SET PROBLEM:
Only the lines from the one containing "What does this" to the end of the material are to be copied, exactly and in full; images stay out.

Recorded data

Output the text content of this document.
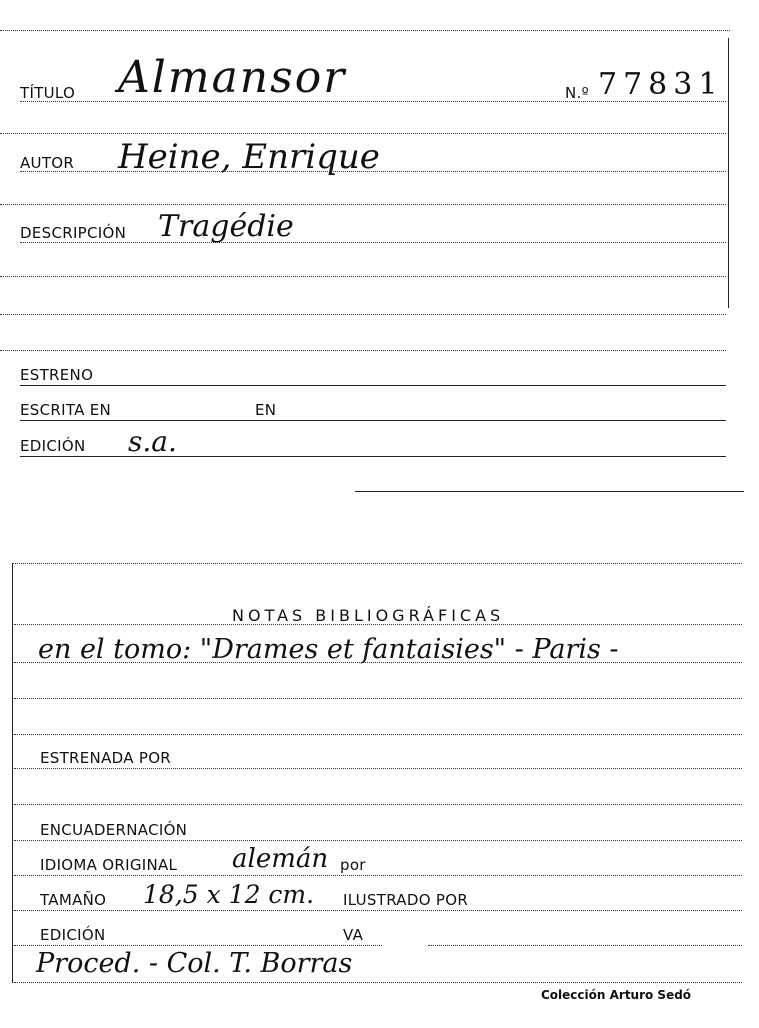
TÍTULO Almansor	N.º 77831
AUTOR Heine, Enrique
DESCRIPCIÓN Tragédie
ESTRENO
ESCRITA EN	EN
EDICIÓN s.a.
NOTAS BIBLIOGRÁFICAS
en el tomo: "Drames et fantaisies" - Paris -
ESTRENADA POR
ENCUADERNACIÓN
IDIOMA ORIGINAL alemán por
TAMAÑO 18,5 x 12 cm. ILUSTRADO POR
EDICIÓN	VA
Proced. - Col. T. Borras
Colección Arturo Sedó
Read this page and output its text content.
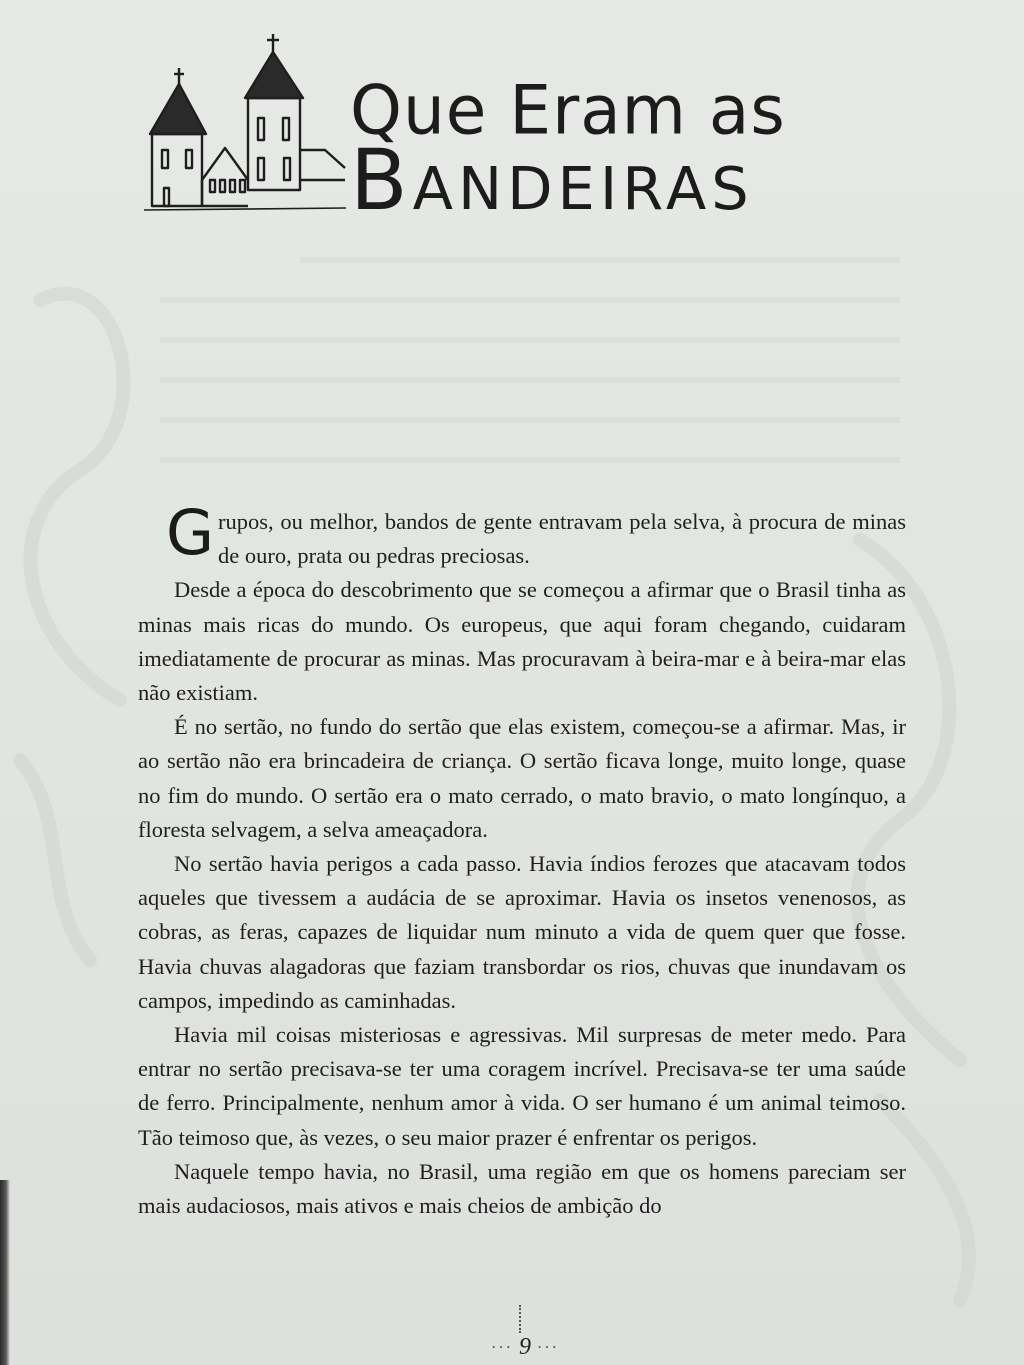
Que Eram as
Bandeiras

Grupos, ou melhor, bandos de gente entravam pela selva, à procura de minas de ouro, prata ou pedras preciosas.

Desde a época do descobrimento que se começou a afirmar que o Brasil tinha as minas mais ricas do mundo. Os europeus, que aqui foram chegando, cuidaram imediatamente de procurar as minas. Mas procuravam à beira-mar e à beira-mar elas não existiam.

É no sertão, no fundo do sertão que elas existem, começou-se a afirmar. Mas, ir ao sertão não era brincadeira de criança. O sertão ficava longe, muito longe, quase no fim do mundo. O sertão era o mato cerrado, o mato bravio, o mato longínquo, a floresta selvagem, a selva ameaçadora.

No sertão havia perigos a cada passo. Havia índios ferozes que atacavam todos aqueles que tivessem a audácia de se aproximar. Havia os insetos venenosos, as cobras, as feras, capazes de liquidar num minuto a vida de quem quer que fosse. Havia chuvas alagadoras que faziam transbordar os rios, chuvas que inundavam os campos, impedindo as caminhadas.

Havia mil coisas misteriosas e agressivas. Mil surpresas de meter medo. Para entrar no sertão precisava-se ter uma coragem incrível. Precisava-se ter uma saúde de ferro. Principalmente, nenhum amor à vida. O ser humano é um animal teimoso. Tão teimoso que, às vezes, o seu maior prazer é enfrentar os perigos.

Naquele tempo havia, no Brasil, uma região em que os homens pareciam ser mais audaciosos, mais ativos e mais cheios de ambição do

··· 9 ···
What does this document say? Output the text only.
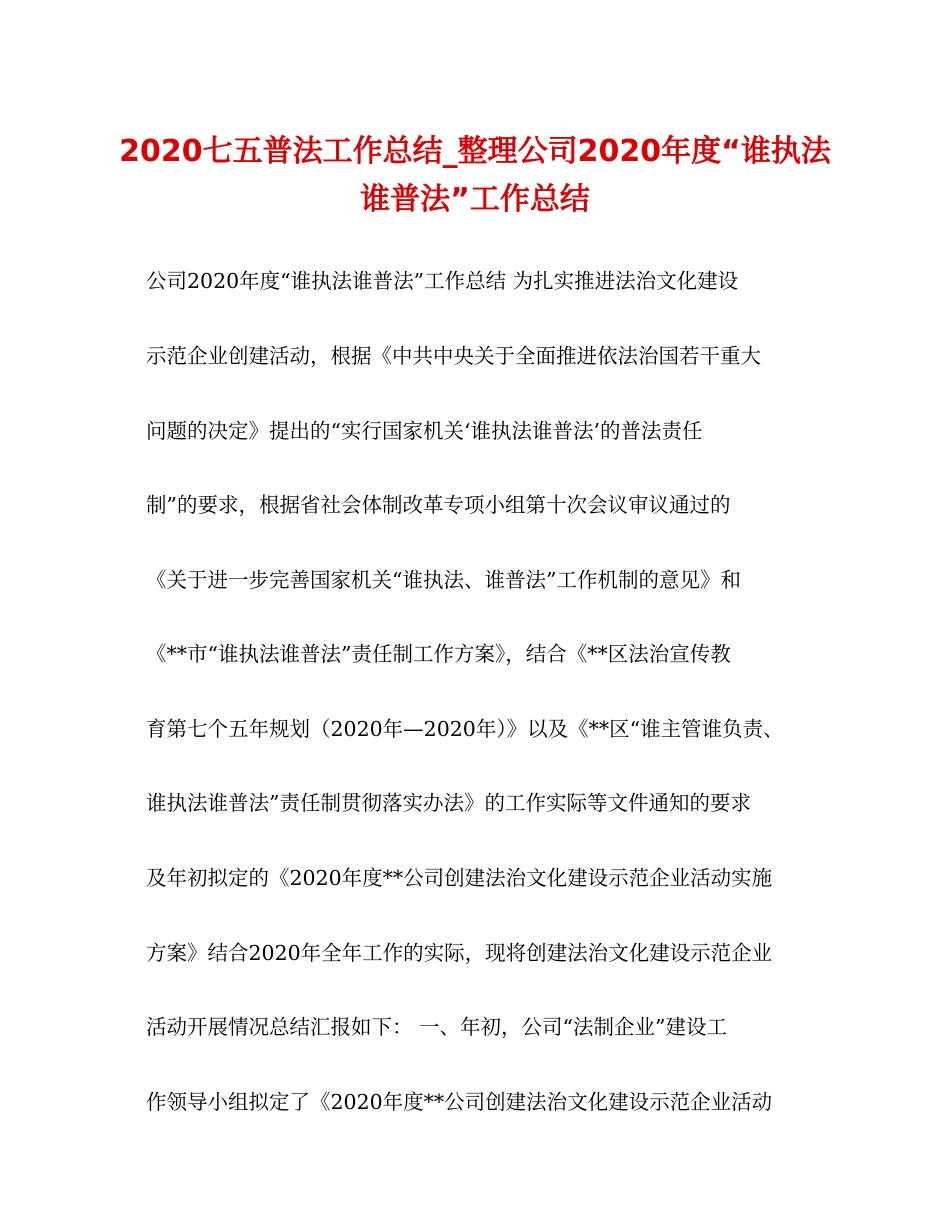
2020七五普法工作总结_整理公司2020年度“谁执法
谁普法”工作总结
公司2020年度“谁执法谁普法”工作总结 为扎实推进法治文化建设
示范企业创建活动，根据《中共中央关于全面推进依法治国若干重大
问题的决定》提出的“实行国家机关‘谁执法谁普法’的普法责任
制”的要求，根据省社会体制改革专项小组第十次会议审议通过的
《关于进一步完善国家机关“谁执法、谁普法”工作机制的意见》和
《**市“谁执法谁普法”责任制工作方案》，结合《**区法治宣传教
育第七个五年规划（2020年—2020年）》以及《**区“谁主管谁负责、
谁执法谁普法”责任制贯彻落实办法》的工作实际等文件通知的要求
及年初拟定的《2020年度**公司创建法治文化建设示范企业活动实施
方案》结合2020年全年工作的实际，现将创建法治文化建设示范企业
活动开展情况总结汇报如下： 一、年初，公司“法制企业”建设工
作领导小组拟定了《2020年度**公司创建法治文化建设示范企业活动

TASK ANSWER:
What does this document say? Output the text only.
2020七五普法工作总结_整理公司2020年度“谁执法
谁普法”工作总结
公司2020年度“谁执法谁普法”工作总结 为扎实推进法治文化建设
示范企业创建活动，根据《中共中央关于全面推进依法治国若干重大
问题的决定》提出的“实行国家机关‘谁执法谁普法’的普法责任
制”的要求，根据省社会体制改革专项小组第十次会议审议通过的
《关于进一步完善国家机关“谁执法、谁普法”工作机制的意见》和
《**市“谁执法谁普法”责任制工作方案》，结合《**区法治宣传教
育第七个五年规划（2020年—2020年）》以及《**区“谁主管谁负责、
谁执法谁普法”责任制贯彻落实办法》的工作实际等文件通知的要求
及年初拟定的《2020年度**公司创建法治文化建设示范企业活动实施
方案》结合2020年全年工作的实际，现将创建法治文化建设示范企业
活动开展情况总结汇报如下： 一、年初，公司“法制企业”建设工
作领导小组拟定了《2020年度**公司创建法治文化建设示范企业活动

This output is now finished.